>> Start

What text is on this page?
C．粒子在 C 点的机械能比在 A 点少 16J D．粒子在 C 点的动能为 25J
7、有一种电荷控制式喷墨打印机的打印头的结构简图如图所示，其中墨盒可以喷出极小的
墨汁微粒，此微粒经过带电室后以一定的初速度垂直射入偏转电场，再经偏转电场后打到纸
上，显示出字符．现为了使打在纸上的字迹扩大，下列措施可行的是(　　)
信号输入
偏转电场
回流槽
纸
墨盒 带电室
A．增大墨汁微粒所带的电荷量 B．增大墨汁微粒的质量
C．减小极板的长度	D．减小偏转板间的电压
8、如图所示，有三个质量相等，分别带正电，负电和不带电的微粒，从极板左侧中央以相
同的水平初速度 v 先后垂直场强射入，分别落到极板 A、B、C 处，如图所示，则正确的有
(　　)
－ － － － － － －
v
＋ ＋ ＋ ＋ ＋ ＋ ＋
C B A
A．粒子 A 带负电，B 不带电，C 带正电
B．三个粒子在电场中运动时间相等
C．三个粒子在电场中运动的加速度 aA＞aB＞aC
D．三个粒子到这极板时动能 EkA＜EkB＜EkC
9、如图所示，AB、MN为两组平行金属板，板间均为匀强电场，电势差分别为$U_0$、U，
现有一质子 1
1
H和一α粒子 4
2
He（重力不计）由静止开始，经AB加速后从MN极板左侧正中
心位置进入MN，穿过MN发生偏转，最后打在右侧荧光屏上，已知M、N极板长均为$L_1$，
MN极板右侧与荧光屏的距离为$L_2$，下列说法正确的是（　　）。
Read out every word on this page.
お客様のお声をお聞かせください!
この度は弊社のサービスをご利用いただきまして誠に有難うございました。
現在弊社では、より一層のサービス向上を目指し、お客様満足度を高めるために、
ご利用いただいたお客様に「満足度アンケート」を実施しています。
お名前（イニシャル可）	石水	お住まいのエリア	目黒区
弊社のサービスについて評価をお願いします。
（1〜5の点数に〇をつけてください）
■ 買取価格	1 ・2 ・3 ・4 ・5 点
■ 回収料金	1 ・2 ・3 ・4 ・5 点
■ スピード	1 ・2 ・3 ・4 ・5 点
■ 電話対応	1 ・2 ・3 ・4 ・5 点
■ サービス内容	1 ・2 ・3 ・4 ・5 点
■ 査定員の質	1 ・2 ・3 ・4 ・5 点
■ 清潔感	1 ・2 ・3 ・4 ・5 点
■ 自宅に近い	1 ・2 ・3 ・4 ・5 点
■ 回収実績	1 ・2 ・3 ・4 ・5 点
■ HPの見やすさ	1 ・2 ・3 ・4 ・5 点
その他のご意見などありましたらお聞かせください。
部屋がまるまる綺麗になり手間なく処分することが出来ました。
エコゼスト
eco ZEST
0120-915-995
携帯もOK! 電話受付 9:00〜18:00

>> End

GOAL: Output all of the material, please, exactly as it stands.

WORKED SOLUTION:
What text is on this page?
C．粒子在 C 点的机械能比在 A 点少 16J D．粒子在 C 点的动能为 25J
7、有一种电荷控制式喷墨打印机的打印头的结构简图如图所示，其中墨盒可以喷出极小的
墨汁微粒，此微粒经过带电室后以一定的初速度垂直射入偏转电场，再经偏转电场后打到纸
上，显示出字符．现为了使打在纸上的字迹扩大，下列措施可行的是(　　)
信号输入
偏转电场
回流槽
纸
墨盒 带电室
A．增大墨汁微粒所带的电荷量 B．增大墨汁微粒的质量
C．减小极板的长度	D．减小偏转板间的电压
8、如图所示，有三个质量相等，分别带正电，负电和不带电的微粒，从极板左侧中央以相
同的水平初速度 v 先后垂直场强射入，分别落到极板 A、B、C 处，如图所示，则正确的有
(　　)
－ － － － － － －
v
＋ ＋ ＋ ＋ ＋ ＋ ＋
C B A
A．粒子 A 带负电，B 不带电，C 带正电
B．三个粒子在电场中运动时间相等
C．三个粒子在电场中运动的加速度 aA＞aB＞aC
D．三个粒子到这极板时动能 EkA＜EkB＜EkC
9、如图所示，AB、MN为两组平行金属板，板间均为匀强电场，电势差分别为$U_0$、U，
现有一质子 1
1
H和一α粒子 4
2
He（重力不计）由静止开始，经AB加速后从MN极板左侧正中
心位置进入MN，穿过MN发生偏转，最后打在右侧荧光屏上，已知M、N极板长均为$L_1$，
MN极板右侧与荧光屏的距离为$L_2$，下列说法正确的是（　　）。
Read out every word on this page.
お客様のお声をお聞かせください!
この度は弊社のサービスをご利用いただきまして誠に有難うございました。
現在弊社では、より一層のサービス向上を目指し、お客様満足度を高めるために、
ご利用いただいたお客様に「満足度アンケート」を実施しています。
お名前（イニシャル可）	石水	お住まいのエリア	目黒区
弊社のサービスについて評価をお願いします。
（1〜5の点数に〇をつけてください）
■ 買取価格	1 ・2 ・3 ・4 ・5 点
■ 回収料金	1 ・2 ・3 ・4 ・5 点
■ スピード	1 ・2 ・3 ・4 ・5 点
■ 電話対応	1 ・2 ・3 ・4 ・5 点
■ サービス内容	1 ・2 ・3 ・4 ・5 点
■ 査定員の質	1 ・2 ・3 ・4 ・5 点
■ 清潔感	1 ・2 ・3 ・4 ・5 点
■ 自宅に近い	1 ・2 ・3 ・4 ・5 点
■ 回収実績	1 ・2 ・3 ・4 ・5 点
■ HPの見やすさ	1 ・2 ・3 ・4 ・5 点
その他のご意見などありましたらお聞かせください。
部屋がまるまる綺麗になり手間なく処分することが出来ました。
エコゼスト
eco ZEST
0120-915-995
携帯もOK! 電話受付 9:00〜18:00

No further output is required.